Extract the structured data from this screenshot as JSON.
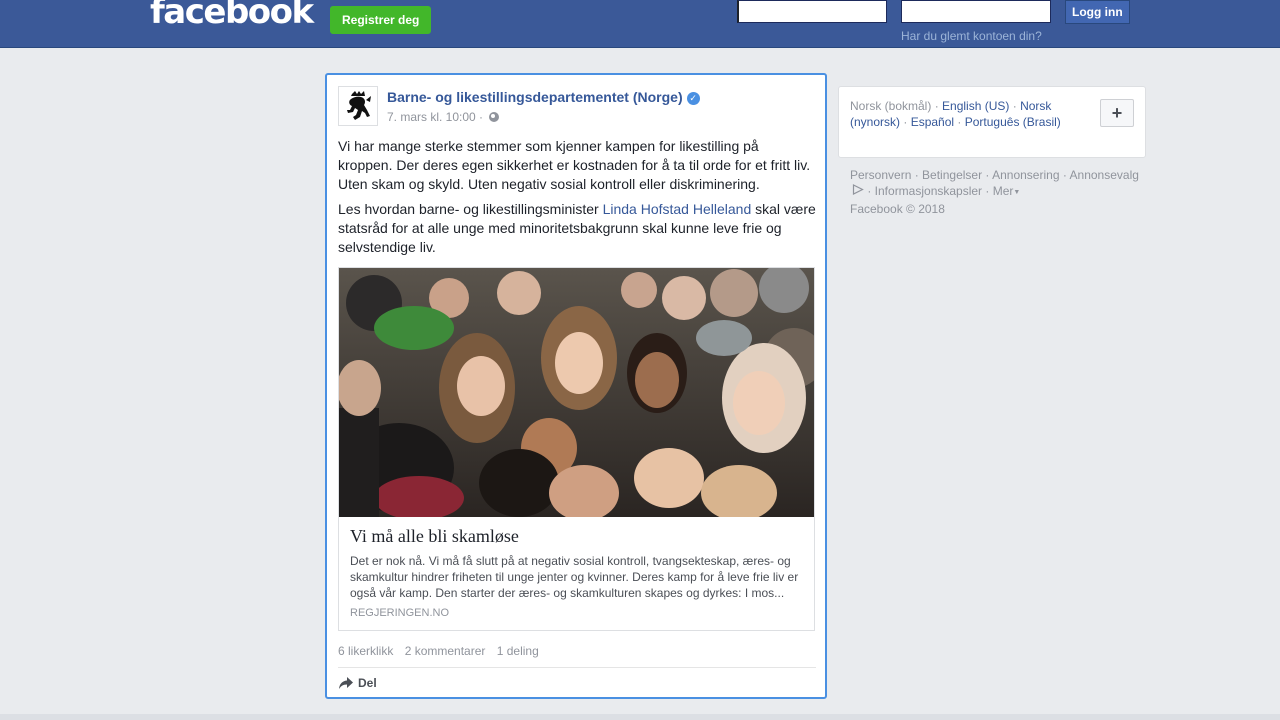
{
  "header": {
    "logo": "facebook",
    "register_label": "Registrer deg",
    "login_label": "Logg inn",
    "forgot_label": "Har du glemt kontoen din?",
    "email_value": "",
    "password_value": "",
    "brand_color": "#3b5998",
    "register_color": "#42b72a"
  },
  "post": {
    "page_name": "Barne- og likestillingsdepartementet (Norge)",
    "verified_icon": "verified-check-icon",
    "timestamp": "7. mars kl. 10:00 ·",
    "privacy_icon": "globe-icon",
    "paragraph1": "Vi har mange sterke stemmer som kjenner kampen for likestilling på kroppen. Der deres egen sikkerhet er kostnaden for å ta til orde for et fritt liv. Uten skam og skyld. Uten negativ sosial kontroll eller diskriminering.",
    "paragraph2_before": "Les hvordan barne- og likestillingsminister ",
    "paragraph2_link": "Linda Hofstad Helleland",
    "paragraph2_after": " skal være statsråd for at alle unge med minoritetsbakgrunn skal kunne leve frie og selvstendige liv.",
    "link_card": {
      "title": "Vi må alle bli skamløse",
      "description": "Det er nok nå. Vi må få slutt på at negativ sosial kontroll, tvangsekteskap, æres- og skamkultur hindrer friheten til unge jenter og kvinner. Deres kamp for å leve frie liv er også vår kamp. Den starter der æres- og skamkulturen skapes og dyrkes: I mos...",
      "domain": "REGJERINGEN.NO"
    },
    "counts": {
      "likes": "6 likerklikk",
      "comments": "2 kommentarer",
      "shares": "1 deling"
    },
    "share_label": "Del",
    "share_icon": "share-arrow-icon"
  },
  "sidebar": {
    "languages": {
      "current": "Norsk (bokmål)",
      "options": [
        "English (US)",
        "Norsk (nynorsk)",
        "Español",
        "Português (Brasil)"
      ],
      "add_label": "+"
    },
    "footer": {
      "links": [
        "Personvern",
        "Betingelser",
        "Annonsering",
        "Annonsevalg",
        "Informasjonskapsler",
        "Mer"
      ],
      "copyright": "Facebook © 2018"
    }
  }
}
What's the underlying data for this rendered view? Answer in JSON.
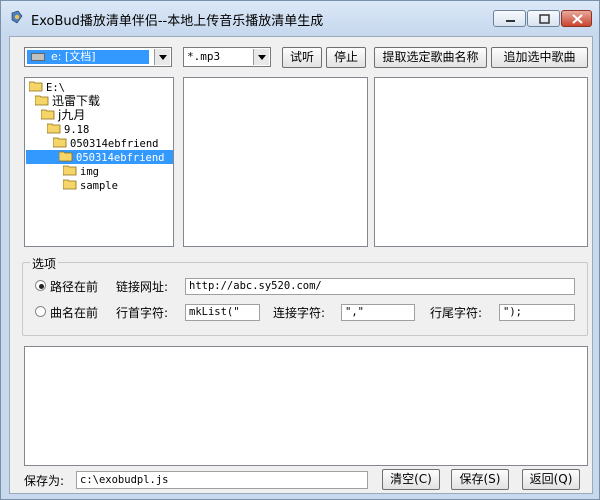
{
  "window": {
    "title": "ExoBud播放清单伴侣--本地上传音乐播放清单生成"
  },
  "toolbar": {
    "drive_value": "e: [文档]",
    "filter_value": "*.mp3",
    "play_label": "试听",
    "stop_label": "停止",
    "extract_label": "提取选定歌曲名称",
    "append_label": "追加选中歌曲"
  },
  "tree": {
    "items": [
      {
        "label": "E:\\"
      },
      {
        "label": "迅雷下载"
      },
      {
        "label": "j九月"
      },
      {
        "label": "9.18"
      },
      {
        "label": "050314ebfriend"
      },
      {
        "label": "050314ebfriend"
      },
      {
        "label": "img"
      },
      {
        "label": "sample"
      }
    ],
    "selected_index": 5
  },
  "options": {
    "legend": "选项",
    "radio_path_first": "路径在前",
    "radio_name_first": "曲名在前",
    "selected_radio": "路径在前",
    "link_label": "链接网址:",
    "link_value": "http://abc.sy520.com/",
    "line_start_label": "行首字符:",
    "line_start_value": "mkList(\"",
    "join_label": "连接字符:",
    "join_value": "\",\"",
    "line_end_label": "行尾字符:",
    "line_end_value": "\");"
  },
  "footer": {
    "save_as_label": "保存为:",
    "save_as_value": "c:\\exobudpl.js",
    "clear_label": "清空(C)",
    "save_label": "保存(S)",
    "back_label": "返回(Q)"
  },
  "colors": {
    "selection": "#3399ff",
    "titlebar": "#c6d8ee",
    "client": "#f0f0f0"
  }
}
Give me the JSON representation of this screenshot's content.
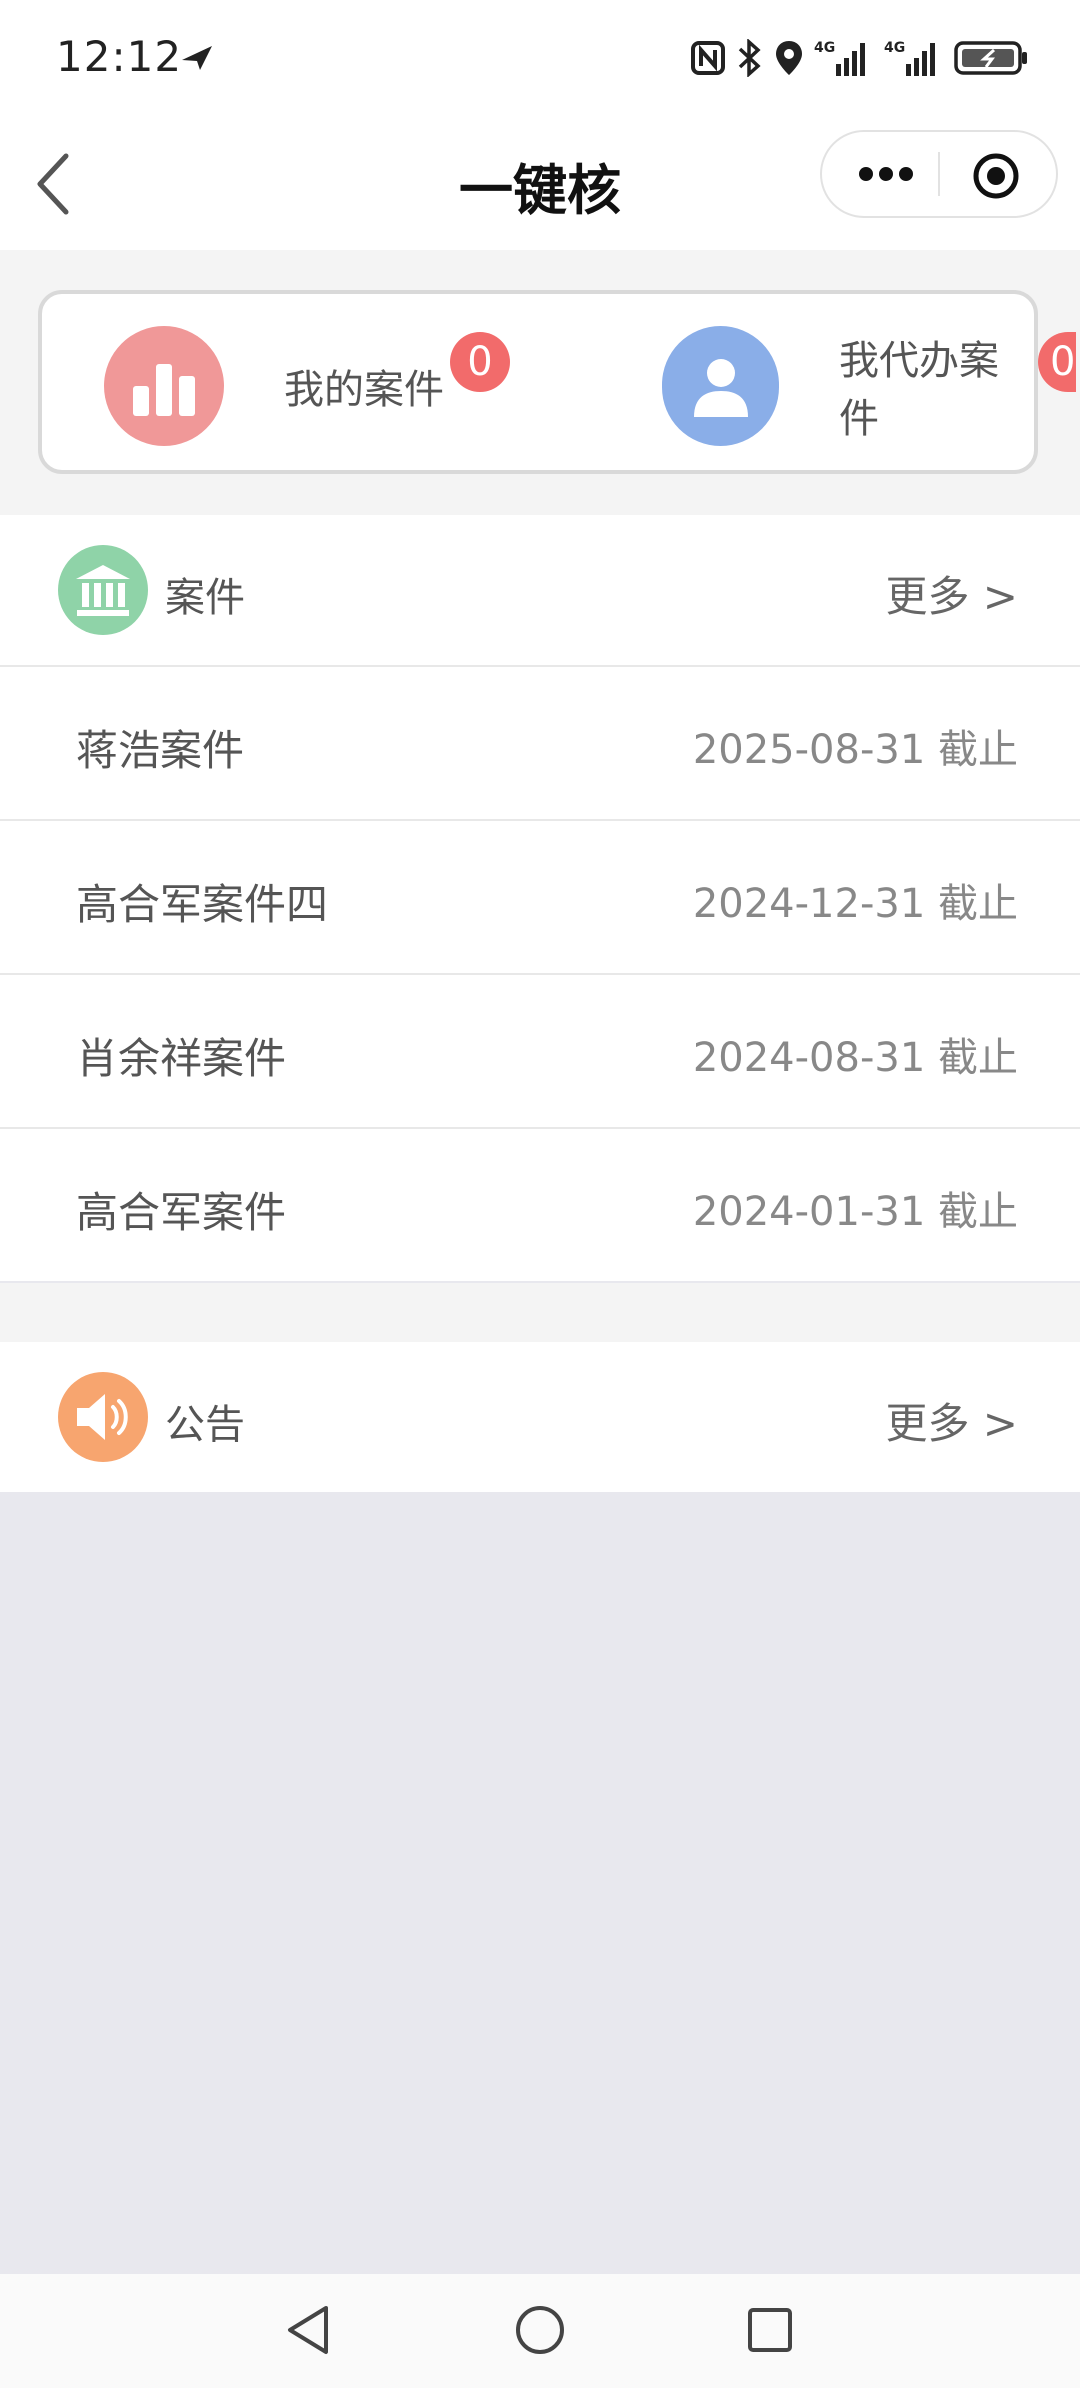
::::
Pick out and copy the lines of the entries that hold the string "路径在前".

Solution to this problem =
    "radio_path_first": "路径在前",
    "selected_radio": "路径在前",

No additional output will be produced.